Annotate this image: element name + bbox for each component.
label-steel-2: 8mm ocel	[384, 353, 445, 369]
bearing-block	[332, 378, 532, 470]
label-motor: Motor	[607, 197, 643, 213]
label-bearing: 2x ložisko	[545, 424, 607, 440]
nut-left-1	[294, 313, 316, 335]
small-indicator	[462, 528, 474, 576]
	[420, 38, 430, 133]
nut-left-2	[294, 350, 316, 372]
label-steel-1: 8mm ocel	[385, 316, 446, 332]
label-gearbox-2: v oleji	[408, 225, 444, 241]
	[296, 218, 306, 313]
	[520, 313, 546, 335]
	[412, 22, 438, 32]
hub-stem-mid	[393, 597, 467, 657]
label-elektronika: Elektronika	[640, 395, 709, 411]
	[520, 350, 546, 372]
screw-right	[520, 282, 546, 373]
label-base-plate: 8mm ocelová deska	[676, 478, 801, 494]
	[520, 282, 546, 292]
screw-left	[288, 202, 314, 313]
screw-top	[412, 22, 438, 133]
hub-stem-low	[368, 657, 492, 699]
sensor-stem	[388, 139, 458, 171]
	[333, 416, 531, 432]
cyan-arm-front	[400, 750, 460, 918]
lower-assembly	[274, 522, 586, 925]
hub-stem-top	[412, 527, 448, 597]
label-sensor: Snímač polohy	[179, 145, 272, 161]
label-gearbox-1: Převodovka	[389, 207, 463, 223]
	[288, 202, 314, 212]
-.-.-
### WHAT TO DO
Quote every line of the data above verbatim, with each name and its four coordinates unchanged.

### TASK OUTPUT
Annotate this image: element name + bbox for each component.
label-steel-2: 8mm ocel	[384, 353, 445, 369]
bearing-block	[332, 378, 532, 470]
label-motor: Motor	[607, 197, 643, 213]
label-bearing: 2x ložisko	[545, 424, 607, 440]
nut-left-1	[294, 313, 316, 335]
small-indicator	[462, 528, 474, 576]
	[420, 38, 430, 133]
nut-left-2	[294, 350, 316, 372]
label-steel-1: 8mm ocel	[385, 316, 446, 332]
label-gearbox-2: v oleji	[408, 225, 444, 241]
	[296, 218, 306, 313]
	[520, 313, 546, 335]
	[412, 22, 438, 32]
hub-stem-mid	[393, 597, 467, 657]
label-elektronika: Elektronika	[640, 395, 709, 411]
	[520, 350, 546, 372]
screw-right	[520, 282, 546, 373]
label-base-plate: 8mm ocelová deska	[676, 478, 801, 494]
	[520, 282, 546, 292]
screw-left	[288, 202, 314, 313]
screw-top	[412, 22, 438, 133]
hub-stem-low	[368, 657, 492, 699]
sensor-stem	[388, 139, 458, 171]
	[333, 416, 531, 432]
cyan-arm-front	[400, 750, 460, 918]
lower-assembly	[274, 522, 586, 925]
hub-stem-top	[412, 527, 448, 597]
label-sensor: Snímač polohy	[179, 145, 272, 161]
label-gearbox-1: Převodovka	[389, 207, 463, 223]
	[288, 202, 314, 212]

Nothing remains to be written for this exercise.